# Aim
In the entries below, find every line with "cursor" and copy it.

::::::::

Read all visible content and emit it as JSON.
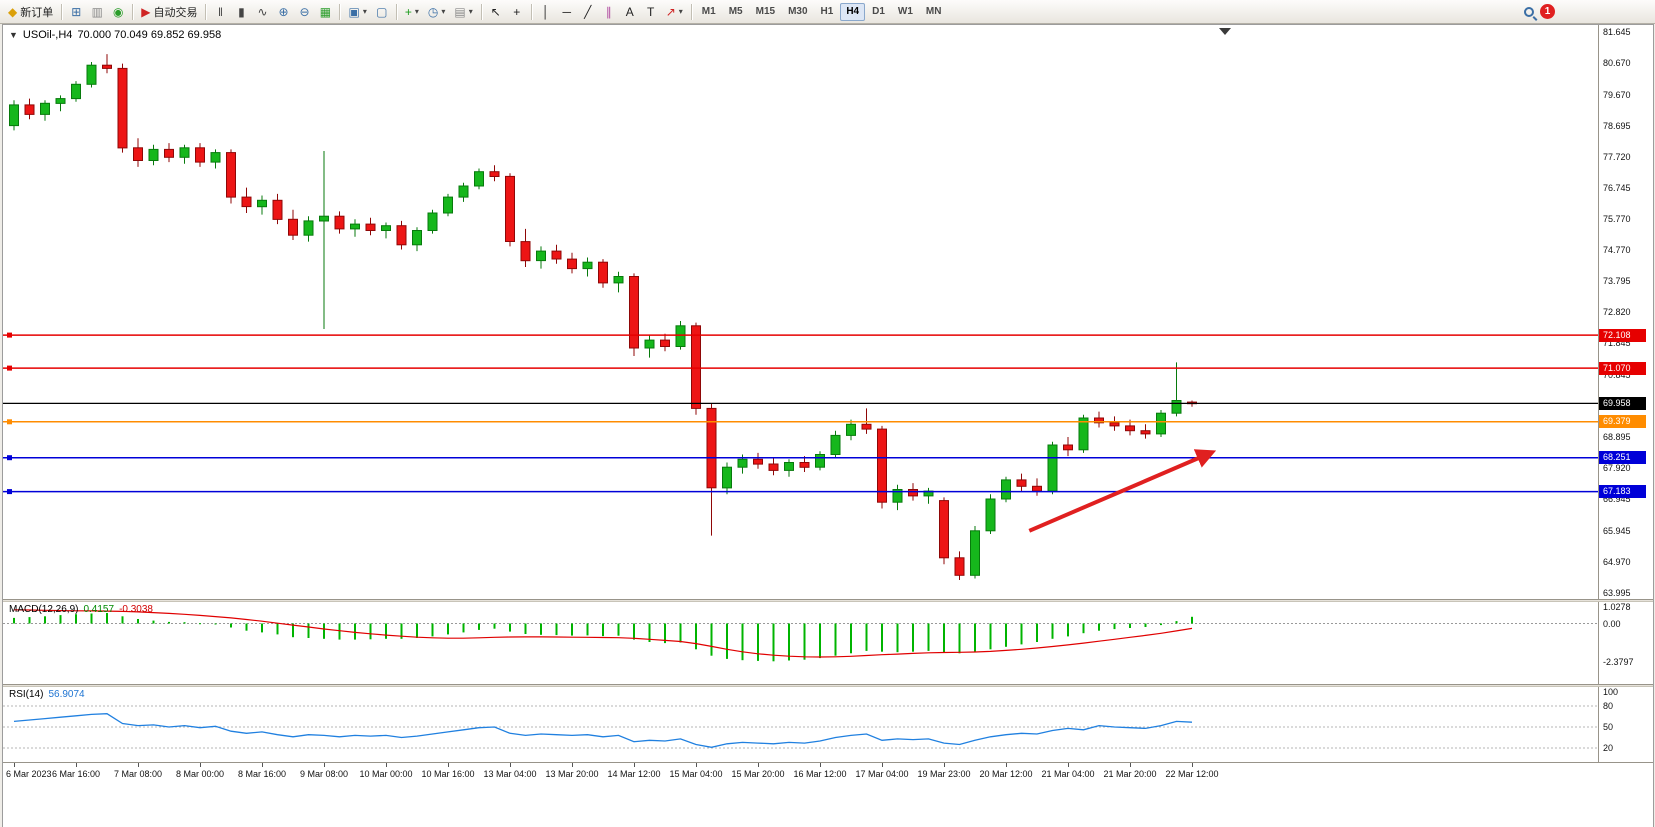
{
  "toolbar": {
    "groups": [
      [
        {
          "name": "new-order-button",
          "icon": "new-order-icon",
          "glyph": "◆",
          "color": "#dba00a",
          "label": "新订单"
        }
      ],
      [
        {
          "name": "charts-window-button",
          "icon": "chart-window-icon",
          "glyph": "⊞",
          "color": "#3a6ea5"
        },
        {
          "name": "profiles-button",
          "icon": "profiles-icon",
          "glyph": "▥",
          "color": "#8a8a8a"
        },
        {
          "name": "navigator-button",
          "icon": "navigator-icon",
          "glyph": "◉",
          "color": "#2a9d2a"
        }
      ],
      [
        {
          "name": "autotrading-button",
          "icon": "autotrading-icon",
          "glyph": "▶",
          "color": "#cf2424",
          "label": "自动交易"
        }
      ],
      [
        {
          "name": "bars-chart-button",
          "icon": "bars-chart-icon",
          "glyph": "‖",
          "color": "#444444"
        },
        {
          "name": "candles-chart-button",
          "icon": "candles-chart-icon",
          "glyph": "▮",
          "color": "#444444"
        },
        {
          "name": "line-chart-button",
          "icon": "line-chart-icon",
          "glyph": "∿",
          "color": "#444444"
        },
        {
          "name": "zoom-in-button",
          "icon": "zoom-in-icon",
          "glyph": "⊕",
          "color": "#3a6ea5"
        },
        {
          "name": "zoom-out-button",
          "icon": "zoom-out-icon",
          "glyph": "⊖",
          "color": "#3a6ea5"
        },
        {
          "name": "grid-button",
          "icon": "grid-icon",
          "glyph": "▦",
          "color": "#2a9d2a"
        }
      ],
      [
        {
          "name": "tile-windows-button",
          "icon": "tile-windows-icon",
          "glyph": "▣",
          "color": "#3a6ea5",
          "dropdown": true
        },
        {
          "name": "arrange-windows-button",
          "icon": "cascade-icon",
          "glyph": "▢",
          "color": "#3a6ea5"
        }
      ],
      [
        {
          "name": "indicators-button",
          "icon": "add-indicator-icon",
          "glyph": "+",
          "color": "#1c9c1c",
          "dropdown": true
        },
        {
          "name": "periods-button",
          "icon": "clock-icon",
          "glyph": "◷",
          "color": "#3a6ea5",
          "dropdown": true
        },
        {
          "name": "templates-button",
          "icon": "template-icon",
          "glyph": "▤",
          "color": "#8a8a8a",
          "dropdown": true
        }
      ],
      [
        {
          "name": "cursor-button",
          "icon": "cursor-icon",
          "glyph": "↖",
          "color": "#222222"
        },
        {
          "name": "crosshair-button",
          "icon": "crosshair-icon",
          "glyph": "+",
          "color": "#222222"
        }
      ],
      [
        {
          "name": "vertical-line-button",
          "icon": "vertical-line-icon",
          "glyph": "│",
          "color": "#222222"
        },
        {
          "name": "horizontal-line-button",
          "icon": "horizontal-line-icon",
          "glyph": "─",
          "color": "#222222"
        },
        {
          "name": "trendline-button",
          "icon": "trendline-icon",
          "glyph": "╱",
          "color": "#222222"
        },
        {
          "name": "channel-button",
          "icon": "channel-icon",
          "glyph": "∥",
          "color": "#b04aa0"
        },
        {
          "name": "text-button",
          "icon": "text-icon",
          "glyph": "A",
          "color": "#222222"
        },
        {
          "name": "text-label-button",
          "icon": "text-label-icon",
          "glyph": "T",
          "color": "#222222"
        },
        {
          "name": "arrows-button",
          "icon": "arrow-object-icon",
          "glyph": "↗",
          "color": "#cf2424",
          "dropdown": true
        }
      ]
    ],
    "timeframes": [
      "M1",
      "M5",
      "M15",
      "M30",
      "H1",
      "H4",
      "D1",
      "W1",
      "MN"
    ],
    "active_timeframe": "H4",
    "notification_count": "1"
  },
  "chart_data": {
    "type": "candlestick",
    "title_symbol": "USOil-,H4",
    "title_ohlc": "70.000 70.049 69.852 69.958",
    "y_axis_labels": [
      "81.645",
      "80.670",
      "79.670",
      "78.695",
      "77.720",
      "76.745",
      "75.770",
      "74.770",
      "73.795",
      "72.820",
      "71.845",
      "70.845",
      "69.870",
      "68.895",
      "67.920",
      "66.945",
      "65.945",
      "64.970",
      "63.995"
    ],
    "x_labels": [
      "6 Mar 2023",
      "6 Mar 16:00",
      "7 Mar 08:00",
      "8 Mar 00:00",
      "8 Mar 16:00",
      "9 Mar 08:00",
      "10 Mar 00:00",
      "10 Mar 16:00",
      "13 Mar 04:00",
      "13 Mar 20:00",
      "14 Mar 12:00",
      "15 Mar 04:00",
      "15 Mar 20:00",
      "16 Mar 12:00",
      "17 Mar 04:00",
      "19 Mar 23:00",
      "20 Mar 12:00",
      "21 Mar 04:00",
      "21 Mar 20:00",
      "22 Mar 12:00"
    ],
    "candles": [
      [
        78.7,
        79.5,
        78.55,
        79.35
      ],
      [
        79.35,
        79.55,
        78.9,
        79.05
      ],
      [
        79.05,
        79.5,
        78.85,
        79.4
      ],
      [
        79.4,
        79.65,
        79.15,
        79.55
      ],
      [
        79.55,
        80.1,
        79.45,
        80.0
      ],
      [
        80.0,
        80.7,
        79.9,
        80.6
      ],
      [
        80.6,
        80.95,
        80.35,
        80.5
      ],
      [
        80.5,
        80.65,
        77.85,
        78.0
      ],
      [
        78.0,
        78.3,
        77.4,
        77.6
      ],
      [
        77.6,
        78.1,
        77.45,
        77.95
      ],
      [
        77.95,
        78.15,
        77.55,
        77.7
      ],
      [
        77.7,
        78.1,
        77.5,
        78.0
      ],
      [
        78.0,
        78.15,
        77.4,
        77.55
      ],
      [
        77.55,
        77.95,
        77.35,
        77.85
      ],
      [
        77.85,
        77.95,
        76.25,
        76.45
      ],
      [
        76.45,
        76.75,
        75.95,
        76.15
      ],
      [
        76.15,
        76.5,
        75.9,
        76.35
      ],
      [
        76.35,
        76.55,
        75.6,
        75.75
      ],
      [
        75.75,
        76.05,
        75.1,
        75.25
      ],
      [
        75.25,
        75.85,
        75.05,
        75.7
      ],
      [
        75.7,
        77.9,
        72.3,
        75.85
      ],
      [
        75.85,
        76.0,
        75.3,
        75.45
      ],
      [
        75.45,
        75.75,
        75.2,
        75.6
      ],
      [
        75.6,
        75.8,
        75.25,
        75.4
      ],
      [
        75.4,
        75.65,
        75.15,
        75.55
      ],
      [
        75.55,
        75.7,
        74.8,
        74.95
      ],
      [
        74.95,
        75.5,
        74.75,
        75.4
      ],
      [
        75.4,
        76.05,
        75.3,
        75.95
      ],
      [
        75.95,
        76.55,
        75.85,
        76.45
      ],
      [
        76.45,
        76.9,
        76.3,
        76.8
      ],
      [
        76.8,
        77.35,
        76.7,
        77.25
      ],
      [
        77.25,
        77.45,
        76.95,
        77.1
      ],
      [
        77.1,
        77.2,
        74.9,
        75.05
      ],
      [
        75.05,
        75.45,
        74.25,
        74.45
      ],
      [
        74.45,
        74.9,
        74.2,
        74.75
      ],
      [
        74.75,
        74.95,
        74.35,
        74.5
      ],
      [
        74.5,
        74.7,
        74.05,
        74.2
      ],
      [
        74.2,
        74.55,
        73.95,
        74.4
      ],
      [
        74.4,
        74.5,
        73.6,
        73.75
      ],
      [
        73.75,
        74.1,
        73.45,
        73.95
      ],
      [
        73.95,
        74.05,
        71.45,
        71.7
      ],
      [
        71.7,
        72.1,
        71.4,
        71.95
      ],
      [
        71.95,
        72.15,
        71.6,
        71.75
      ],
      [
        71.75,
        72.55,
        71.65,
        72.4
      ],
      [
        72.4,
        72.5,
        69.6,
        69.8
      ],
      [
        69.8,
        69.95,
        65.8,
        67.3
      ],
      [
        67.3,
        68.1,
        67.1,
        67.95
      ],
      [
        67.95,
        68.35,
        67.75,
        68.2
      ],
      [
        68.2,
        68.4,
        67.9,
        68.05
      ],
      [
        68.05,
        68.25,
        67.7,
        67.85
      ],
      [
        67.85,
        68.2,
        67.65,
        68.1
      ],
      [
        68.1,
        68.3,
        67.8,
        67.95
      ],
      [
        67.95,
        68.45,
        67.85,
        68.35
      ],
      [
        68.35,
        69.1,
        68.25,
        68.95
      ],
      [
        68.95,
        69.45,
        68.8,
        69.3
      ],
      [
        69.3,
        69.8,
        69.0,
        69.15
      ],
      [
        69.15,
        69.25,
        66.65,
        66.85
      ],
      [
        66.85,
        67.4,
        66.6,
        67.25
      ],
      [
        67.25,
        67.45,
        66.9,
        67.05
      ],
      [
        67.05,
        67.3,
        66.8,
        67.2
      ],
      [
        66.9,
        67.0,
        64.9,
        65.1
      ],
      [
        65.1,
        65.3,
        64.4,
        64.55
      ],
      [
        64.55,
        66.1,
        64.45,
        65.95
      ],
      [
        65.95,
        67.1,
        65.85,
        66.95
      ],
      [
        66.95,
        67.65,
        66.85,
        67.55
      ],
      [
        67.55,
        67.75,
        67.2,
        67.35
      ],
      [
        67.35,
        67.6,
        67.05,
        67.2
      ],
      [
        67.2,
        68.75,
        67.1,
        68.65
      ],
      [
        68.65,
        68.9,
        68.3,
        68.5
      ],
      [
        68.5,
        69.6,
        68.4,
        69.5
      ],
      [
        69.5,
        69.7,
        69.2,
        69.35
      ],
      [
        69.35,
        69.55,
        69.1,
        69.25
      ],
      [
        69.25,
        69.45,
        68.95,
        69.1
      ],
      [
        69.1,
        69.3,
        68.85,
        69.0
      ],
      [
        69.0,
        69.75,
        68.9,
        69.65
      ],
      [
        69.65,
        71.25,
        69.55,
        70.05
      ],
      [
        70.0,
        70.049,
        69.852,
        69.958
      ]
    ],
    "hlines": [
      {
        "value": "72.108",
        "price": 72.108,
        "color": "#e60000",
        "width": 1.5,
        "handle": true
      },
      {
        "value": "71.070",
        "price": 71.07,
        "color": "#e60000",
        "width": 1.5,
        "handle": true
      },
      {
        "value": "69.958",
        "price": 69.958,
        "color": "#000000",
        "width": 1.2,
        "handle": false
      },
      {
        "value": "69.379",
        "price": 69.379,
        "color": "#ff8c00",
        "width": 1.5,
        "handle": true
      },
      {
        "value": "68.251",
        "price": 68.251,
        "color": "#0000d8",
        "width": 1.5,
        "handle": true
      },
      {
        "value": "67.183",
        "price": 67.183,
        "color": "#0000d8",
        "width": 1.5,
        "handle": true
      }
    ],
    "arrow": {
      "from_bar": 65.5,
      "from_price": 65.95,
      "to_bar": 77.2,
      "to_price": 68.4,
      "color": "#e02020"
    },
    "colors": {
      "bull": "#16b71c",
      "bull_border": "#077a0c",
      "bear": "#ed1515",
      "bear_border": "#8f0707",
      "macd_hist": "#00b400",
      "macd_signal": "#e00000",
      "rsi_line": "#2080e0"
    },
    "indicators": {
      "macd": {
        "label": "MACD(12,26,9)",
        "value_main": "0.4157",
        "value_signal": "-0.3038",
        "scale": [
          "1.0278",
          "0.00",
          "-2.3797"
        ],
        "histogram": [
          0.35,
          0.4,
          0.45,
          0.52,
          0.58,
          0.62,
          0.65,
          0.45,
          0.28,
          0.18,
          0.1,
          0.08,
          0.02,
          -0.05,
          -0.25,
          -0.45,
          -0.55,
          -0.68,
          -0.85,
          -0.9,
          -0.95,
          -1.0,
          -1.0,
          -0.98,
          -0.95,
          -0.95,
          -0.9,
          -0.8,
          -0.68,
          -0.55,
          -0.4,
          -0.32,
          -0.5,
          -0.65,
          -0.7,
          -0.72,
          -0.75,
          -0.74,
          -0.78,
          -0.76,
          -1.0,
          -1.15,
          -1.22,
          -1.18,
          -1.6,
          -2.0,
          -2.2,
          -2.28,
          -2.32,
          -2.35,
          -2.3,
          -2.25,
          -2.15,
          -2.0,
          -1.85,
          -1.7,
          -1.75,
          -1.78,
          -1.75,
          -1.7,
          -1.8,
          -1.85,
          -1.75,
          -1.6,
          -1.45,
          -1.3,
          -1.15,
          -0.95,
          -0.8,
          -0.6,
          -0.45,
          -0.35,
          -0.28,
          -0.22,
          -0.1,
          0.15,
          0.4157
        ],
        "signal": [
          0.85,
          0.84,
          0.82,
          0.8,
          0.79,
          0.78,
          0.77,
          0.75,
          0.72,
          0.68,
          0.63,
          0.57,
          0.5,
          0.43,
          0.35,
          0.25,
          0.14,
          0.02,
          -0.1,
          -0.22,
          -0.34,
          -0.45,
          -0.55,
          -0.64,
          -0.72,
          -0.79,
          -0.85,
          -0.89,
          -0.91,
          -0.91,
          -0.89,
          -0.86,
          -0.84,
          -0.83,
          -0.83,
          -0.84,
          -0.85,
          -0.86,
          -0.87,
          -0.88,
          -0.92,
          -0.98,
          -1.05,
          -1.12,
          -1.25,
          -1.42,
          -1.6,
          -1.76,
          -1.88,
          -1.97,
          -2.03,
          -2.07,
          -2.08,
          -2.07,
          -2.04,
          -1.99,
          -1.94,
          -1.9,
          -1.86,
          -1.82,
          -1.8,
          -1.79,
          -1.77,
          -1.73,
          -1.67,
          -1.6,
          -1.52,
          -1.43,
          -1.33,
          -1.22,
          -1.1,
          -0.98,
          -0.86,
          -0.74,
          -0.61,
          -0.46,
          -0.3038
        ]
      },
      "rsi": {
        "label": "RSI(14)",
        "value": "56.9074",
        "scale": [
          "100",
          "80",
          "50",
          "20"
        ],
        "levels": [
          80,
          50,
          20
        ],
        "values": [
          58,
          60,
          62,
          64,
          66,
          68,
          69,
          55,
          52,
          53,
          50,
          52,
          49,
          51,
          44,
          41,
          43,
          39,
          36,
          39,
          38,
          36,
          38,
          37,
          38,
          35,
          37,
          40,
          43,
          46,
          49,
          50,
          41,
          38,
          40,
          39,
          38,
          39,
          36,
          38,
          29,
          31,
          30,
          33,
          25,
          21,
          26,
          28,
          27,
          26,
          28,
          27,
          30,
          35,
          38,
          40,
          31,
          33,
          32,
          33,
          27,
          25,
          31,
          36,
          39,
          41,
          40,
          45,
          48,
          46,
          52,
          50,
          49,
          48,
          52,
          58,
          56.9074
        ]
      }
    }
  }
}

::::::::

# Right answer
          "name": "cursor-button",
          "icon": "cursor-icon",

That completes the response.